◆ The task
Check each line of the material below for "desc", then copy the ones that contain it.
'''
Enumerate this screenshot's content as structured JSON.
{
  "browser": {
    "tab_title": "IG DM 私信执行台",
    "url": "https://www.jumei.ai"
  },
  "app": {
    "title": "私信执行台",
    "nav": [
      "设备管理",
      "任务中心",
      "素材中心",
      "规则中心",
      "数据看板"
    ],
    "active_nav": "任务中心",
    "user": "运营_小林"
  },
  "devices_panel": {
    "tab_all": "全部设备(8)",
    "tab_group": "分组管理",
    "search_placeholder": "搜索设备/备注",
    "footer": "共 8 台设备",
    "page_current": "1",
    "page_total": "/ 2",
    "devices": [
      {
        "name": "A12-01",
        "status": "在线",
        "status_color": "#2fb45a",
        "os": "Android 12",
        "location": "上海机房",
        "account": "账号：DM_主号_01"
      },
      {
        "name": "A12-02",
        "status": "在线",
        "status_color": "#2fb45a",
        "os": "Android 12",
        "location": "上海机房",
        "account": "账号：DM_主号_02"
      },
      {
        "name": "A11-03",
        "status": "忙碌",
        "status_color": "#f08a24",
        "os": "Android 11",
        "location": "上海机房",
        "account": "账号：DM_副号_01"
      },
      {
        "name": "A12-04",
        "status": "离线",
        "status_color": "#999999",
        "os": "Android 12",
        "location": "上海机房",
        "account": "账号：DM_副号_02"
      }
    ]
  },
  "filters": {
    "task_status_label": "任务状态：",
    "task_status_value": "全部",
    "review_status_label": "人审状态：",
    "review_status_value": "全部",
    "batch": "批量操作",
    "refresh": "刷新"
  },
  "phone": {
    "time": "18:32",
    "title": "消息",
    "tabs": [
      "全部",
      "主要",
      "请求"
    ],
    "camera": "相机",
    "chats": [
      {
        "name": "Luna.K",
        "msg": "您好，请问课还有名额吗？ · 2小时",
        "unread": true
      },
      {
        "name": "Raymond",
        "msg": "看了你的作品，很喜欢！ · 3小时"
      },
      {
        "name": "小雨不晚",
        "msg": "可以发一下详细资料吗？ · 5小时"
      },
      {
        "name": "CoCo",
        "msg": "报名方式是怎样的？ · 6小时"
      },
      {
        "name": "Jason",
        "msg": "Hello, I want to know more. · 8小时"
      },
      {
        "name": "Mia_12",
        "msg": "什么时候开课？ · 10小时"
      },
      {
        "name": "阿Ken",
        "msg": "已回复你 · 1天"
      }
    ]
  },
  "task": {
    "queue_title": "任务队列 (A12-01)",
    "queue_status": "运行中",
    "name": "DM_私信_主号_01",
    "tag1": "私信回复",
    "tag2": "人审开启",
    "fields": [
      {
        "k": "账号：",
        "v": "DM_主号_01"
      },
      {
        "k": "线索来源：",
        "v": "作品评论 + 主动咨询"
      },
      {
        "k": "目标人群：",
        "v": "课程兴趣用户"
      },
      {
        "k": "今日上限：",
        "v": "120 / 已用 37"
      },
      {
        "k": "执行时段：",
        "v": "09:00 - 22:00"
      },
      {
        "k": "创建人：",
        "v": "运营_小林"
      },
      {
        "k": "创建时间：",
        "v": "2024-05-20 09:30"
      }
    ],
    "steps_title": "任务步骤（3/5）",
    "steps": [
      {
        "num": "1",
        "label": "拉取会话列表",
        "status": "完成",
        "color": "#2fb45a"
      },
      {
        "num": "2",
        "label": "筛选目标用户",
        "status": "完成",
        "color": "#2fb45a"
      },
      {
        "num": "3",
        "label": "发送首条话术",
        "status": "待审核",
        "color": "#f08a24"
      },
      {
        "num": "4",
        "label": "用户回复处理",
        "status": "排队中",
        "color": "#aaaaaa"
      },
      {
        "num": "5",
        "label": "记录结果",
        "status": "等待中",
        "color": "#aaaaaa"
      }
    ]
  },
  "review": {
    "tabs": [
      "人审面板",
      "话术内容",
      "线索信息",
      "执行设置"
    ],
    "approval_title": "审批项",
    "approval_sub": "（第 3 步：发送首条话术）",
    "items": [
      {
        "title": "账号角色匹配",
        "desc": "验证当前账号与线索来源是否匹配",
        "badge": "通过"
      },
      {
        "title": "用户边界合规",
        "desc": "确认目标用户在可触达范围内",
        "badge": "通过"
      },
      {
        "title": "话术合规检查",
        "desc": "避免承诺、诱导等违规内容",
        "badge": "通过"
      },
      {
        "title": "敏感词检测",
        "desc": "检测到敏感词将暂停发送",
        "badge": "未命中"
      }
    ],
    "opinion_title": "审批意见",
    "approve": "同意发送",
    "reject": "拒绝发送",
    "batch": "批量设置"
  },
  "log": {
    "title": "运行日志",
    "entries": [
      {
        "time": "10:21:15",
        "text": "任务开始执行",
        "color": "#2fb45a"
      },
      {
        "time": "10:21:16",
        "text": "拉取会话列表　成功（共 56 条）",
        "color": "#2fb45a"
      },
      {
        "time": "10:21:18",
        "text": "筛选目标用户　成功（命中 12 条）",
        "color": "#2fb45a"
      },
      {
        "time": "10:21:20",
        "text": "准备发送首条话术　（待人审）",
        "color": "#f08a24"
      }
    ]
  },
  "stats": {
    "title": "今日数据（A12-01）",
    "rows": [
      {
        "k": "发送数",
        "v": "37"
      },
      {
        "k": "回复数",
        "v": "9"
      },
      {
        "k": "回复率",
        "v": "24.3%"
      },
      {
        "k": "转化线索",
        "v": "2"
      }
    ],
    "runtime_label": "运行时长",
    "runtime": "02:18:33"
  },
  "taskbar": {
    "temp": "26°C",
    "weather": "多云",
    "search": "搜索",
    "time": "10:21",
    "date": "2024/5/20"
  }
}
'''
◆ Task result
        "desc": "验证当前账号与线索来源是否匹配",
        "desc": "确认目标用户在可触达范围内",
        "desc": "避免承诺、诱导等违规内容",
        "desc": "检测到敏感词将暂停发送",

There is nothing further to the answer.